*Short task:* Output every item below verbatim, keeping each line as it appears.

*Data shown:*
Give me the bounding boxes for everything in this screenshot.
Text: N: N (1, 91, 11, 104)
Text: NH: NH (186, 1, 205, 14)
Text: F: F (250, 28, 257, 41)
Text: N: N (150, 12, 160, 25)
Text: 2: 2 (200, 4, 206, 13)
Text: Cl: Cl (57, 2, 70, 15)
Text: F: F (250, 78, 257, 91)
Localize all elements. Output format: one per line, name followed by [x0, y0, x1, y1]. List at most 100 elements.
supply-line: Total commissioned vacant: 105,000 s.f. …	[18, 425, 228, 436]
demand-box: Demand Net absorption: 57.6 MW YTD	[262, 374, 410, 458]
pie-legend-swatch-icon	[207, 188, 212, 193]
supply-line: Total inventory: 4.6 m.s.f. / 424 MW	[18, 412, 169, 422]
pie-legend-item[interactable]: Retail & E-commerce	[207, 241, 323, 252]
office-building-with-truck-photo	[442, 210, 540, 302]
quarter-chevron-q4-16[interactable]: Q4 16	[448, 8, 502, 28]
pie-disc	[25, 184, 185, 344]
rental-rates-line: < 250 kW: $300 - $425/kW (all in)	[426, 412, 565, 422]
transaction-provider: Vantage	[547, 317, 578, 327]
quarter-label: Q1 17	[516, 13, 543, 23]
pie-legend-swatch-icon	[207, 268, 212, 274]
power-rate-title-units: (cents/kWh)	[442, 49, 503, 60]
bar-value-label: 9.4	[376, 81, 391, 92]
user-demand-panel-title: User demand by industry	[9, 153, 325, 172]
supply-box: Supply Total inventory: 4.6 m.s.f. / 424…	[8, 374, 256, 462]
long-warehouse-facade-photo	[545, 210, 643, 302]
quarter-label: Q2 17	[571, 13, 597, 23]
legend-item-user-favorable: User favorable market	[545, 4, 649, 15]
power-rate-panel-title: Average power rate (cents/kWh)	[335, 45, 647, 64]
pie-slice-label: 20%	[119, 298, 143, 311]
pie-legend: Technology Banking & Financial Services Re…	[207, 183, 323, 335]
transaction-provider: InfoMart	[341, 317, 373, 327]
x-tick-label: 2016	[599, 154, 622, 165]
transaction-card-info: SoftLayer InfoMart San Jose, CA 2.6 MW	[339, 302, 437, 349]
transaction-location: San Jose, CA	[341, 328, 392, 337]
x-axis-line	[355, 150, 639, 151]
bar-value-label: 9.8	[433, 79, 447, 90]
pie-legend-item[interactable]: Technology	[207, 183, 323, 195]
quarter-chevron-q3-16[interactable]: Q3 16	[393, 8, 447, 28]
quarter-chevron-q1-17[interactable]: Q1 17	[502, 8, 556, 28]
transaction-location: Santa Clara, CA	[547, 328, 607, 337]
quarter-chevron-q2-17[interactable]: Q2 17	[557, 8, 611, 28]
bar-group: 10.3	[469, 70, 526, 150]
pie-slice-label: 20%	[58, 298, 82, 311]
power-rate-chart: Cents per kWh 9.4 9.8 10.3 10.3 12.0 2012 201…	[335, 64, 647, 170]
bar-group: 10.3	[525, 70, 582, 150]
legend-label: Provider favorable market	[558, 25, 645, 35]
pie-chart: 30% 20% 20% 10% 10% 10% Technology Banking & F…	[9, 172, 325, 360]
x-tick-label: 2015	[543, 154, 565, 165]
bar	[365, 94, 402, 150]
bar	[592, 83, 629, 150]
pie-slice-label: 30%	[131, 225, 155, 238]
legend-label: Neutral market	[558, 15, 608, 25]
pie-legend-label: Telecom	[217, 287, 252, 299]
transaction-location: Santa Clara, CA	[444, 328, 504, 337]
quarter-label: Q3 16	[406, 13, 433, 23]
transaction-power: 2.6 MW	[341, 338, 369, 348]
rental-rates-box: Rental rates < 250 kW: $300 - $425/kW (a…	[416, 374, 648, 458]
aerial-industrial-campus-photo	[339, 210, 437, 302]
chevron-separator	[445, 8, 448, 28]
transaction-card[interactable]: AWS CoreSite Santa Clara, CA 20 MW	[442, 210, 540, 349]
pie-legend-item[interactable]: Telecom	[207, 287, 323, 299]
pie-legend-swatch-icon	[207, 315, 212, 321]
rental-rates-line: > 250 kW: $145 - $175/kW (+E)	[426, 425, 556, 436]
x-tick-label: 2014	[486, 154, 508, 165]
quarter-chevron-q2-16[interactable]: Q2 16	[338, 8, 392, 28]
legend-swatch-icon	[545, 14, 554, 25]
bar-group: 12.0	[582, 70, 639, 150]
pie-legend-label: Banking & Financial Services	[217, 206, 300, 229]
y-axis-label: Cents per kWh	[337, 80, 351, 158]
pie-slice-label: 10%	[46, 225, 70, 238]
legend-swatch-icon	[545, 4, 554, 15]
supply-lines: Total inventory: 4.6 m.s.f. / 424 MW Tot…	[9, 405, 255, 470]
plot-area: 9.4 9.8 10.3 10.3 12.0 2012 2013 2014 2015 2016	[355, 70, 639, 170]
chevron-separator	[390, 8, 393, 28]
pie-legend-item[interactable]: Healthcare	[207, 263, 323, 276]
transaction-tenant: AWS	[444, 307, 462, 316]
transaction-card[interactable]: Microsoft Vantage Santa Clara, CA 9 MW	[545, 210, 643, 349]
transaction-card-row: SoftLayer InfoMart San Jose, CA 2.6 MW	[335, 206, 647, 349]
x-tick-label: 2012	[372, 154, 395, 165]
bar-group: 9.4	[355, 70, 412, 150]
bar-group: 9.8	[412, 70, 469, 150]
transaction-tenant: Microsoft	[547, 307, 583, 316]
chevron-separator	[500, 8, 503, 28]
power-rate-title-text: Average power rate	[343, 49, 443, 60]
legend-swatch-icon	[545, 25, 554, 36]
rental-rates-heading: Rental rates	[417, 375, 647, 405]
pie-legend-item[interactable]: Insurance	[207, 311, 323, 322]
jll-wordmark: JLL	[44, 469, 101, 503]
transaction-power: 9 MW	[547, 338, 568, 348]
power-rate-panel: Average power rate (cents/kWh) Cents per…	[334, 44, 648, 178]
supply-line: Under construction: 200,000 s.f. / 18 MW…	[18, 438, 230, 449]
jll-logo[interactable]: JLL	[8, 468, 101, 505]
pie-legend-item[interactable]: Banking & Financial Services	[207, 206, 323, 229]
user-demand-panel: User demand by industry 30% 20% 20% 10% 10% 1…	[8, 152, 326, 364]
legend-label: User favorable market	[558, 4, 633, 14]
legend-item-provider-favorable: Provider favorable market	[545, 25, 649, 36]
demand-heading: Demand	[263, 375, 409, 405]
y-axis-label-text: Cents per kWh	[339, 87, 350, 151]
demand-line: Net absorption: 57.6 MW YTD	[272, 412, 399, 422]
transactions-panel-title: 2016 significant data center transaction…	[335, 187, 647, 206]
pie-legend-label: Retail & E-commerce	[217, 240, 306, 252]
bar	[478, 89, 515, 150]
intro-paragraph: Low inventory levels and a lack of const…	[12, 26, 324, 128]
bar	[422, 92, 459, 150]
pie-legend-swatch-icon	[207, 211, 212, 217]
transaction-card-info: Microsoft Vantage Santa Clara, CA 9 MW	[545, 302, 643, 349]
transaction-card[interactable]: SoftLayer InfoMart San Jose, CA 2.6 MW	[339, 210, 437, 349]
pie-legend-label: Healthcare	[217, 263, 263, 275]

*Result:*
Give me the bounding boxes for everything in this screenshot.
Text: N: N (1, 91, 11, 104)
Text: NH: NH (186, 1, 205, 14)
Text: F: F (250, 28, 257, 41)
Text: N: N (150, 12, 160, 25)
Text: 2: 2 (200, 4, 206, 13)
Text: Cl: Cl (57, 2, 70, 15)
Text: F: F (250, 78, 257, 91)
Localize all elements. Output format: one per line, name followed by [x0, y0, x1, y1]. List at most 100 elements.
supply-line: Total commissioned vacant: 105,000 s.f. …	[18, 425, 228, 436]
demand-box: Demand Net absorption: 57.6 MW YTD	[262, 374, 410, 458]
pie-legend-swatch-icon	[207, 188, 212, 193]
supply-line: Total inventory: 4.6 m.s.f. / 424 MW	[18, 412, 169, 422]
pie-legend-item[interactable]: Retail & E-commerce	[207, 241, 323, 252]
office-building-with-truck-photo	[442, 210, 540, 302]
quarter-chevron-q4-16[interactable]: Q4 16	[448, 8, 502, 28]
pie-disc	[25, 184, 185, 344]
rental-rates-line: < 250 kW: $300 - $425/kW (all in)	[426, 412, 565, 422]
transaction-provider: Vantage	[547, 317, 578, 327]
quarter-label: Q1 17	[516, 13, 543, 23]
pie-legend-swatch-icon	[207, 268, 212, 274]
power-rate-title-units: (cents/kWh)	[442, 49, 503, 60]
bar-value-label: 9.4	[376, 81, 391, 92]
user-demand-panel-title: User demand by industry	[9, 153, 325, 172]
supply-box: Supply Total inventory: 4.6 m.s.f. / 424…	[8, 374, 256, 462]
long-warehouse-facade-photo	[545, 210, 643, 302]
quarter-label: Q2 17	[571, 13, 597, 23]
legend-item-user-favorable: User favorable market	[545, 4, 649, 15]
power-rate-panel-title: Average power rate (cents/kWh)	[335, 45, 647, 64]
pie-slice-label: 20%	[119, 298, 143, 311]
pie-legend: Technology Banking & Financial Services Re…	[207, 183, 323, 335]
transaction-provider: InfoMart	[341, 317, 373, 327]
x-tick-label: 2016	[599, 154, 622, 165]
transaction-card-info: SoftLayer InfoMart San Jose, CA 2.6 MW	[339, 302, 437, 349]
transaction-location: San Jose, CA	[341, 328, 392, 337]
x-axis-line	[355, 150, 639, 151]
bar-value-label: 9.8	[433, 79, 447, 90]
pie-legend-item[interactable]: Technology	[207, 183, 323, 195]
quarter-chevron-q3-16[interactable]: Q3 16	[393, 8, 447, 28]
quarter-chevron-q1-17[interactable]: Q1 17	[502, 8, 556, 28]
transaction-location: Santa Clara, CA	[547, 328, 607, 337]
quarter-chevron-q2-17[interactable]: Q2 17	[557, 8, 611, 28]
bar-group: 10.3	[469, 70, 526, 150]
pie-slice-label: 20%	[58, 298, 82, 311]
power-rate-chart: Cents per kWh 9.4 9.8 10.3 10.3 12.0 2012 201…	[335, 64, 647, 170]
bar-group: 10.3	[525, 70, 582, 150]
legend-label: Provider favorable market	[558, 25, 645, 35]
pie-chart: 30% 20% 20% 10% 10% 10% Technology Banking & F…	[9, 172, 325, 360]
x-tick-label: 2015	[543, 154, 565, 165]
bar	[365, 94, 402, 150]
bar	[592, 83, 629, 150]
pie-slice-label: 30%	[131, 225, 155, 238]
legend-label: Neutral market	[558, 15, 608, 25]
pie-legend-label: Telecom	[217, 287, 252, 299]
transaction-location: Santa Clara, CA	[444, 328, 504, 337]
quarter-label: Q3 16	[406, 13, 433, 23]
transaction-power: 2.6 MW	[341, 338, 369, 348]
rental-rates-box: Rental rates < 250 kW: $300 - $425/kW (a…	[416, 374, 648, 458]
aerial-industrial-campus-photo	[339, 210, 437, 302]
chevron-separator	[445, 8, 448, 28]
transaction-card[interactable]: AWS CoreSite Santa Clara, CA 20 MW	[442, 210, 540, 349]
pie-legend-item[interactable]: Telecom	[207, 287, 323, 299]
pie-legend-swatch-icon	[207, 315, 212, 321]
rental-rates-line: > 250 kW: $145 - $175/kW (+E)	[426, 425, 556, 436]
x-tick-label: 2014	[486, 154, 508, 165]
quarter-chevron-q2-16[interactable]: Q2 16	[338, 8, 392, 28]
legend-swatch-icon	[545, 14, 554, 25]
bar-group: 12.0	[582, 70, 639, 150]
pie-legend-label: Banking & Financial Services	[217, 206, 300, 229]
y-axis-label: Cents per kWh	[337, 80, 351, 158]
pie-slice-label: 10%	[46, 225, 70, 238]
legend-swatch-icon	[545, 4, 554, 15]
supply-lines: Total inventory: 4.6 m.s.f. / 424 MW Tot…	[9, 405, 255, 470]
plot-area: 9.4 9.8 10.3 10.3 12.0 2012 2013 2014 2015 2016	[355, 70, 639, 170]
chevron-separator	[390, 8, 393, 28]
pie-legend-item[interactable]: Healthcare	[207, 263, 323, 276]
transaction-tenant: AWS	[444, 307, 462, 316]
transaction-card[interactable]: Microsoft Vantage Santa Clara, CA 9 MW	[545, 210, 643, 349]
transaction-card-row: SoftLayer InfoMart San Jose, CA 2.6 MW	[335, 206, 647, 349]
x-tick-label: 2012	[372, 154, 395, 165]
bar-group: 9.4	[355, 70, 412, 150]
bar-group: 9.8	[412, 70, 469, 150]
transaction-tenant: Microsoft	[547, 307, 583, 316]
chevron-separator	[500, 8, 503, 28]
power-rate-title-text: Average power rate	[343, 49, 443, 60]
legend-swatch-icon	[545, 25, 554, 36]
rental-rates-heading: Rental rates	[417, 375, 647, 405]
pie-legend-item[interactable]: Insurance	[207, 311, 323, 322]
jll-wordmark: JLL	[44, 469, 101, 503]
transaction-power: 9 MW	[547, 338, 568, 348]
power-rate-panel: Average power rate (cents/kWh) Cents per…	[334, 44, 648, 178]
supply-line: Under construction: 200,000 s.f. / 18 MW…	[18, 438, 230, 449]
jll-logo[interactable]: JLL	[8, 468, 101, 505]
pie-legend-item[interactable]: Banking & Financial Services	[207, 206, 323, 229]
user-demand-panel: User demand by industry 30% 20% 20% 10% 10% 1…	[8, 152, 326, 364]
legend-label: User favorable market	[558, 4, 633, 14]
legend-item-provider-favorable: Provider favorable market	[545, 25, 649, 36]
demand-heading: Demand	[263, 375, 409, 405]
y-axis-label-text: Cents per kWh	[339, 87, 350, 151]
demand-line: Net absorption: 57.6 MW YTD	[272, 412, 399, 422]
transactions-panel-title: 2016 significant data center transaction…	[335, 187, 647, 206]
pie-legend-label: Retail & E-commerce	[217, 240, 306, 252]
bar	[478, 89, 515, 150]
intro-paragraph: Low inventory levels and a lack of const…	[12, 26, 324, 128]
bar	[422, 92, 459, 150]
pie-legend-swatch-icon	[207, 211, 212, 217]
transaction-card-info: Microsoft Vantage Santa Clara, CA 9 MW	[545, 302, 643, 349]
transaction-card[interactable]: SoftLayer InfoMart San Jose, CA 2.6 MW	[339, 210, 437, 349]
pie-legend-label: Healthcare	[217, 263, 263, 275]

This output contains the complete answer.